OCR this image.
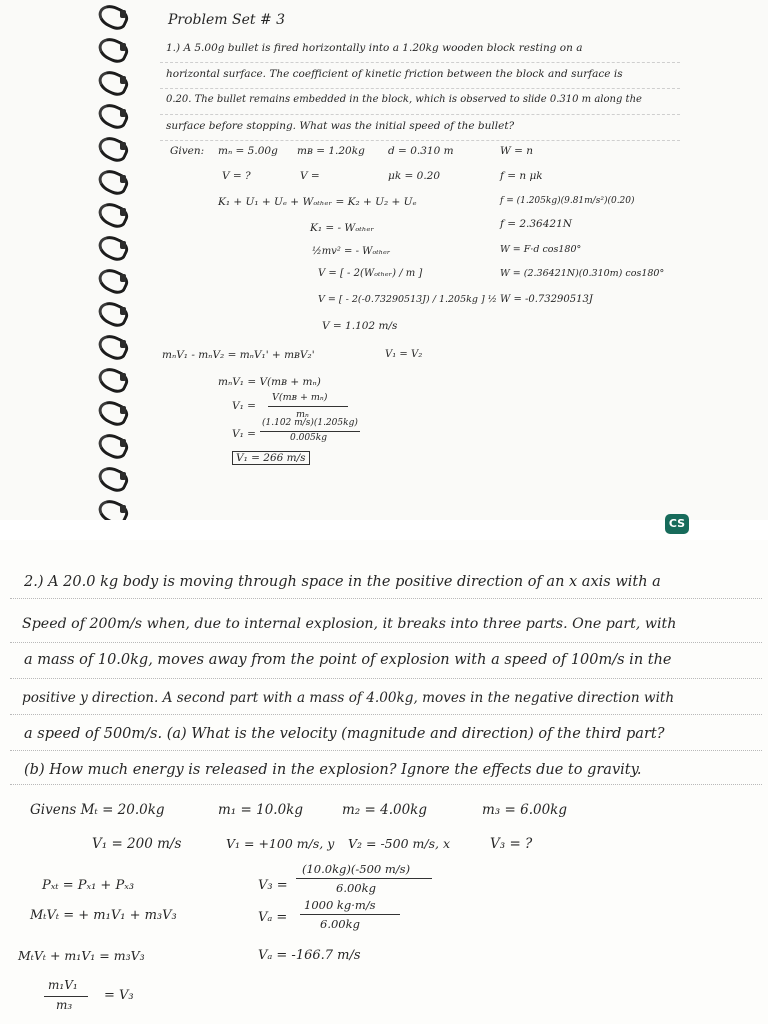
Problem Set # 3
1.) A 5.00g bullet is fired horizontally into a 1.20kg wooden block resting on a
horizontal surface. The coefficient of kinetic friction between the block and surface is
0.20. The bullet remains embedded in the block, which is observed to slide 0.310 m along the
surface before stopping. What was the initial speed of the bullet?
Given: mₙ = 5.00g mʙ = 1.20kg d = 0.310 m	W = n
V = ?	V =	μk = 0.20	f = n μk
K₁ + U₁ + Uₑ + Wₒₜₕₑᵣ = K₂ + U₂ + Uₑ	f = (1.205kg)(9.81m/s²)(0.20)
K₁ = - Wₒₜₕₑᵣ	f = 2.36421N
½mv² = - Wₒₜₕₑᵣ	W = F·d cos180°
V = [ - 2(Wₒₜₕₑᵣ) / m ]	W = (2.36421N)(0.310m) cos180°
V = [ - 2(-0.73290513J) / 1.205kg ] ½ W = -0.73290513J
V = 1.102 m/s
mₙV₁ - mₙV₂ = mₙV₁' + mʙV₂'	V₁ = V₂
mₙV₁ = V(mʙ + mₙ)
V₁ =
V(mʙ + mₙ)
mₙ
V₁ =
(1.102 m/s)(1.205kg)
0.005kg
V₁ = 266 m/s
CS
2.) A 20.0 kg body is moving through space in the positive direction of an x axis with a
Speed of 200m/s when, due to internal explosion, it breaks into three parts. One part, with
a mass of 10.0kg, moves away from the point of explosion with a speed of 100m/s in the
positive y direction. A second part with a mass of 4.00kg, moves in the negative direction with
a speed of 500m/s. (a) What is the velocity (magnitude and direction) of the third part?
(b) How much energy is released in the explosion? Ignore the effects due to gravity.
Givens Mₜ = 20.0kg	m₁ = 10.0kg	m₂ = 4.00kg	m₃ = 6.00kg
V₁ = 200 m/s	V₁ = +100 m/s, y V₂ = -500 m/s, x	V₃ = ?
Pₓₜ = Pₓ₁ + Pₓ₃	V₃ =
(10.0kg)(-500 m/s)
6.00kg
MₜVₜ = + m₁V₁ + m₃V₃	Vₐ =
1000 kg·m/s
6.00kg
MₜVₜ + m₁V₁ = m₃V₃	Vₐ = -166.7 m/s
m₁V₁
m₃
= V₃
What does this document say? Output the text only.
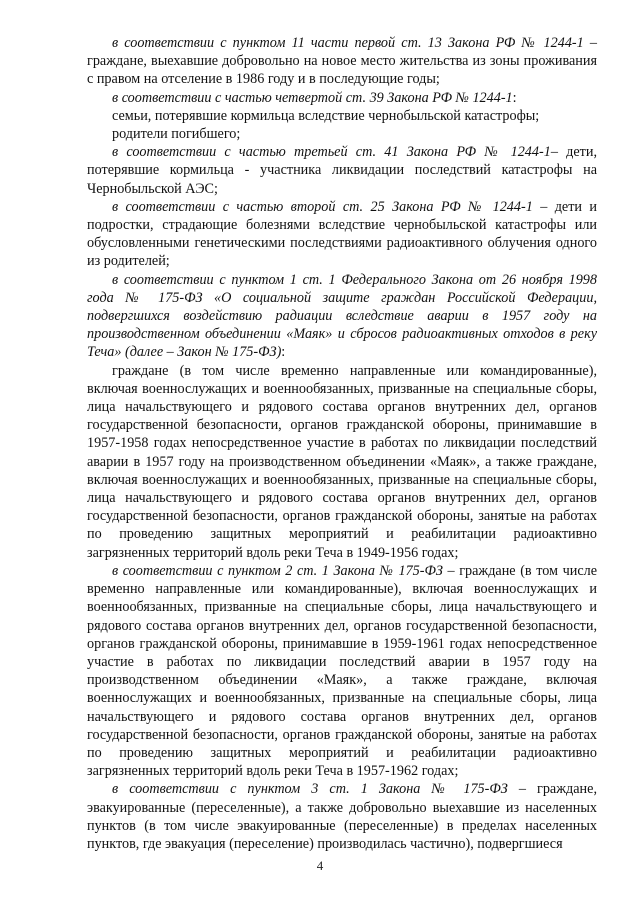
в соответствии с пунктом 11 части первой ст. 13 Закона РФ № 1244-1 – граждане, выехавшие добровольно на новое место жительства из зоны проживания с правом на отселение в 1986 году и в последующие годы;

в соответствии с частью четвертой ст. 39 Закона РФ № 1244-1:

семьи, потерявшие кормильца вследствие чернобыльской катастрофы;

родители погибшего;

в соответствии с частью третьей ст. 41 Закона РФ № 1244-1– дети, потерявшие кормильца - участника ликвидации последствий катастрофы на Чернобыльской АЭС;

в соответствии с частью второй ст. 25 Закона РФ № 1244-1 – дети и подростки, страдающие болезнями вследствие чернобыльской катастрофы или обусловленными генетическими последствиями радиоактивного облучения одного из родителей;

в соответствии с пунктом 1 ст. 1 Федерального Закона от 26 ноября 1998 года № 175-ФЗ «О социальной защите граждан Российской Федерации, подвергшихся воздействию радиации вследствие аварии в 1957 году на производственном объединении «Маяк» и сбросов радиоактивных отходов в реку Теча» (далее – Закон № 175-ФЗ):

граждане (в том числе временно направленные или командированные), включая военнослужащих и военнообязанных, призванные на специальные сборы, лица начальствующего и рядового состава органов внутренних дел, органов государственной безопасности, органов гражданской обороны, принимавшие в 1957-1958 годах непосредственное участие в работах по ликвидации последствий аварии в 1957 году на производственном объединении «Маяк», а также граждане, включая военнослужащих и военнообязанных, призванные на специальные сборы, лица начальствующего и рядового состава органов внутренних дел, органов государственной безопасности, органов гражданской обороны, занятые на работах по проведению защитных мероприятий и реабилитации радиоактивно загрязненных территорий вдоль реки Теча в 1949-1956 годах;

в соответствии с пунктом 2 ст. 1 Закона № 175-ФЗ – граждане (в том числе временно направленные или командированные), включая военнослужащих и военнообязанных, призванные на специальные сборы, лица начальствующего и рядового состава органов внутренних дел, органов государственной безопасности, органов гражданской обороны, принимавшие в 1959-1961 годах непосредственное участие в работах по ликвидации последствий аварии в 1957 году на производственном объединении «Маяк», а также граждане, включая военнослужащих и военнообязанных, призванные на специальные сборы, лица начальствующего и рядового состава органов внутренних дел, органов государственной безопасности, органов гражданской обороны, занятые на работах по проведению защитных мероприятий и реабилитации радиоактивно загрязненных территорий вдоль реки Теча в 1957-1962 годах;

в соответствии с пунктом 3 ст. 1 Закона № 175-ФЗ – граждане, эвакуированные (переселенные), а также добровольно выехавшие из населенных пунктов (в том числе эвакуированные (переселенные) в пределах населенных пунктов, где эвакуация (переселение) производилась частично), подвергшиеся

4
--------------------------------
▶ [Your task]: Reproduce the material in full, word for word, and omit the pictures.

▶ [Output for this task]:
OCR this image.
Problem Set # 3
1.) A 5.00g bullet is fired horizontally into a 1.20kg wooden block resting on a
horizontal surface. The coefficient of kinetic friction between the block and surface is
0.20. The bullet remains embedded in the block, which is observed to slide 0.310 m along the
surface before stopping. What was the initial speed of the bullet?
Given: mₙ = 5.00g mʙ = 1.20kg d = 0.310 m	W = n
V = ?	V =	μk = 0.20	f = n μk
K₁ + U₁ + Uₑ + Wₒₜₕₑᵣ = K₂ + U₂ + Uₑ	f = (1.205kg)(9.81m/s²)(0.20)
K₁ = - Wₒₜₕₑᵣ	f = 2.36421N
½mv² = - Wₒₜₕₑᵣ	W = F·d cos180°
V = [ - 2(Wₒₜₕₑᵣ) / m ]	W = (2.36421N)(0.310m) cos180°
V = [ - 2(-0.73290513J) / 1.205kg ] ½ W = -0.73290513J
V = 1.102 m/s
mₙV₁ - mₙV₂ = mₙV₁' + mʙV₂'	V₁ = V₂
mₙV₁ = V(mʙ + mₙ)
V₁ =
V(mʙ + mₙ)
mₙ
V₁ =
(1.102 m/s)(1.205kg)
0.005kg
V₁ = 266 m/s
CS
2.) A 20.0 kg body is moving through space in the positive direction of an x axis with a
Speed of 200m/s when, due to internal explosion, it breaks into three parts. One part, with
a mass of 10.0kg, moves away from the point of explosion with a speed of 100m/s in the
positive y direction. A second part with a mass of 4.00kg, moves in the negative direction with
a speed of 500m/s. (a) What is the velocity (magnitude and direction) of the third part?
(b) How much energy is released in the explosion? Ignore the effects due to gravity.
Givens Mₜ = 20.0kg	m₁ = 10.0kg	m₂ = 4.00kg	m₃ = 6.00kg
V₁ = 200 m/s	V₁ = +100 m/s, y V₂ = -500 m/s, x	V₃ = ?
Pₓₜ = Pₓ₁ + Pₓ₃	V₃ =
(10.0kg)(-500 m/s)
6.00kg
MₜVₜ = + m₁V₁ + m₃V₃	Vₐ =
1000 kg·m/s
6.00kg
MₜVₜ + m₁V₁ = m₃V₃	Vₐ = -166.7 m/s
m₁V₁
m₃
= V₃
What does this document say? Output the text only.
в соответствии с пунктом 11 части первой ст. 13 Закона РФ № 1244-1 – граждане, выехавшие добровольно на новое место жительства из зоны проживания с правом на отселение в 1986 году и в последующие годы;

в соответствии с частью четвертой ст. 39 Закона РФ № 1244-1:

семьи, потерявшие кормильца вследствие чернобыльской катастрофы;

родители погибшего;

в соответствии с частью третьей ст. 41 Закона РФ № 1244-1– дети, потерявшие кормильца - участника ликвидации последствий катастрофы на Чернобыльской АЭС;

в соответствии с частью второй ст. 25 Закона РФ № 1244-1 – дети и подростки, страдающие болезнями вследствие чернобыльской катастрофы или обусловленными генетическими последствиями радиоактивного облучения одного из родителей;

в соответствии с пунктом 1 ст. 1 Федерального Закона от 26 ноября 1998 года № 175-ФЗ «О социальной защите граждан Российской Федерации, подвергшихся воздействию радиации вследствие аварии в 1957 году на производственном объединении «Маяк» и сбросов радиоактивных отходов в реку Теча» (далее – Закон № 175-ФЗ):

граждане (в том числе временно направленные или командированные), включая военнослужащих и военнообязанных, призванные на специальные сборы, лица начальствующего и рядового состава органов внутренних дел, органов государственной безопасности, органов гражданской обороны, принимавшие в 1957-1958 годах непосредственное участие в работах по ликвидации последствий аварии в 1957 году на производственном объединении «Маяк», а также граждане, включая военнослужащих и военнообязанных, призванные на специальные сборы, лица начальствующего и рядового состава органов внутренних дел, органов государственной безопасности, органов гражданской обороны, занятые на работах по проведению защитных мероприятий и реабилитации радиоактивно загрязненных территорий вдоль реки Теча в 1949-1956 годах;

в соответствии с пунктом 2 ст. 1 Закона № 175-ФЗ – граждане (в том числе временно направленные или командированные), включая военнослужащих и военнообязанных, призванные на специальные сборы, лица начальствующего и рядового состава органов внутренних дел, органов государственной безопасности, органов гражданской обороны, принимавшие в 1959-1961 годах непосредственное участие в работах по ликвидации последствий аварии в 1957 году на производственном объединении «Маяк», а также граждане, включая военнослужащих и военнообязанных, призванные на специальные сборы, лица начальствующего и рядового состава органов внутренних дел, органов государственной безопасности, органов гражданской обороны, занятые на работах по проведению защитных мероприятий и реабилитации радиоактивно загрязненных территорий вдоль реки Теча в 1957-1962 годах;

в соответствии с пунктом 3 ст. 1 Закона № 175-ФЗ – граждане, эвакуированные (переселенные), а также добровольно выехавшие из населенных пунктов (в том числе эвакуированные (переселенные) в пределах населенных пунктов, где эвакуация (переселение) производилась частично), подвергшиеся

4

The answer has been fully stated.